• _Problem details_
Output every entry exactly as written.

• _Data for the task_
+-------+
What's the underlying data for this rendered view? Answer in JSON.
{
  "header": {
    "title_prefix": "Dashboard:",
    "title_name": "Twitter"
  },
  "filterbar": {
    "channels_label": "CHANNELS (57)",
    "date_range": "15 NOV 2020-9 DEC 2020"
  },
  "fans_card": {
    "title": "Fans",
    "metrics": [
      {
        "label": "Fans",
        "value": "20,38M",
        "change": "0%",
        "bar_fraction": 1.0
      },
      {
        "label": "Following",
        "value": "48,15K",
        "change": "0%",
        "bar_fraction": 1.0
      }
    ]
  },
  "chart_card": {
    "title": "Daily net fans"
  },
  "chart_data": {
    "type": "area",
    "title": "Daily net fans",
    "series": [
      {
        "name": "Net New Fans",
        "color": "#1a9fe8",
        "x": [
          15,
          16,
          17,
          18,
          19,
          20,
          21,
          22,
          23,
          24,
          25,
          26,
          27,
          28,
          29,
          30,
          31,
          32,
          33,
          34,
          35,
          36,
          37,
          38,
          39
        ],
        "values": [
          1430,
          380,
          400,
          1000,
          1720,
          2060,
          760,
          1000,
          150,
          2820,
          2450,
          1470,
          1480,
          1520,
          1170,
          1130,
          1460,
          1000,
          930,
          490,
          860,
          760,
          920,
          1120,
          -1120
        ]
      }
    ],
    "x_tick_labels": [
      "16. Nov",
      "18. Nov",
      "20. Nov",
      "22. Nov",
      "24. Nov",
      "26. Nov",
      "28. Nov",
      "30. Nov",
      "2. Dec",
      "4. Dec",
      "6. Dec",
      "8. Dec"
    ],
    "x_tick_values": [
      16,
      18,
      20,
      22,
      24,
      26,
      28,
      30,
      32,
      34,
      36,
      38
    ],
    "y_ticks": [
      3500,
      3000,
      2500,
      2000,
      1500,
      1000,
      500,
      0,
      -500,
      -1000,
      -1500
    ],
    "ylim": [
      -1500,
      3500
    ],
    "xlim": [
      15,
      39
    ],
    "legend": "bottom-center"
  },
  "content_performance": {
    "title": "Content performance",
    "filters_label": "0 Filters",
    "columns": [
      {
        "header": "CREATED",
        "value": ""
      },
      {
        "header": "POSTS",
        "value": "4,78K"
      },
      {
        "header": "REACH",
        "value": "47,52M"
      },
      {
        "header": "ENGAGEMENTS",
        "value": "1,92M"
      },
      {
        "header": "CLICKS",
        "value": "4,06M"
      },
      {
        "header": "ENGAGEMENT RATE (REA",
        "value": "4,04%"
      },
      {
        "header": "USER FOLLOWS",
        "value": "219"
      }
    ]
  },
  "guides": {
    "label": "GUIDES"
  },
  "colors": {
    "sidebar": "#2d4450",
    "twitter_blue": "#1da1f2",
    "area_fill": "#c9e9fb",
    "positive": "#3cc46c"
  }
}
+-------+
• _Right answer_
What's the underlying data for this rendered view? Answer in JSON.
{
  "header": {
    "title_prefix": "Dashboard:",
    "title_name": "Twitter"
  },
  "filterbar": {
    "channels_label": "CHANNELS (57)",
    "date_range": "15 NOV 2020-9 DEC 2020"
  },
  "fans_card": {
    "title": "Fans",
    "metrics": [
      {
        "label": "Fans",
        "value": "20,38M",
        "change": "0%",
        "bar_fraction": 1.0
      },
      {
        "label": "Following",
        "value": "48,15K",
        "change": "0%",
        "bar_fraction": 1.0
      }
    ]
  },
  "chart_card": {
    "title": "Daily net fans"
  },
  "chart_data": {
    "type": "area",
    "title": "Daily net fans",
    "series": [
      {
        "name": "Net New Fans",
        "color": "#1a9fe8",
        "x": [
          15,
          16,
          17,
          18,
          19,
          20,
          21,
          22,
          23,
          24,
          25,
          26,
          27,
          28,
          29,
          30,
          31,
          32,
          33,
          34,
          35,
          36,
          37,
          38,
          39
        ],
        "values": [
          1430,
          380,
          400,
          1000,
          1720,
          2060,
          760,
          1000,
          150,
          2820,
          2450,
          1470,
          1480,
          1520,
          1170,
          1130,
          1460,
          1000,
          930,
          490,
          860,
          760,
          920,
          1120,
          -1120
        ]
      }
    ],
    "x_tick_labels": [
      "16. Nov",
      "18. Nov",
      "20. Nov",
      "22. Nov",
      "24. Nov",
      "26. Nov",
      "28. Nov",
      "30. Nov",
      "2. Dec",
      "4. Dec",
      "6. Dec",
      "8. Dec"
    ],
    "x_tick_values": [
      16,
      18,
      20,
      22,
      24,
      26,
      28,
      30,
      32,
      34,
      36,
      38
    ],
    "y_ticks": [
      3500,
      3000,
      2500,
      2000,
      1500,
      1000,
      500,
      0,
      -500,
      -1000,
      -1500
    ],
    "ylim": [
      -1500,
      3500
    ],
    "xlim": [
      15,
      39
    ],
    "legend": "bottom-center"
  },
  "content_performance": {
    "title": "Content performance",
    "filters_label": "0 Filters",
    "columns": [
      {
        "header": "CREATED",
        "value": ""
      },
      {
        "header": "POSTS",
        "value": "4,78K"
      },
      {
        "header": "REACH",
        "value": "47,52M"
      },
      {
        "header": "ENGAGEMENTS",
        "value": "1,92M"
      },
      {
        "header": "CLICKS",
        "value": "4,06M"
      },
      {
        "header": "ENGAGEMENT RATE (REA",
        "value": "4,04%"
      },
      {
        "header": "USER FOLLOWS",
        "value": "219"
      }
    ]
  },
  "guides": {
    "label": "GUIDES"
  },
  "colors": {
    "sidebar": "#2d4450",
    "twitter_blue": "#1da1f2",
    "area_fill": "#c9e9fb",
    "positive": "#3cc46c"
  }
}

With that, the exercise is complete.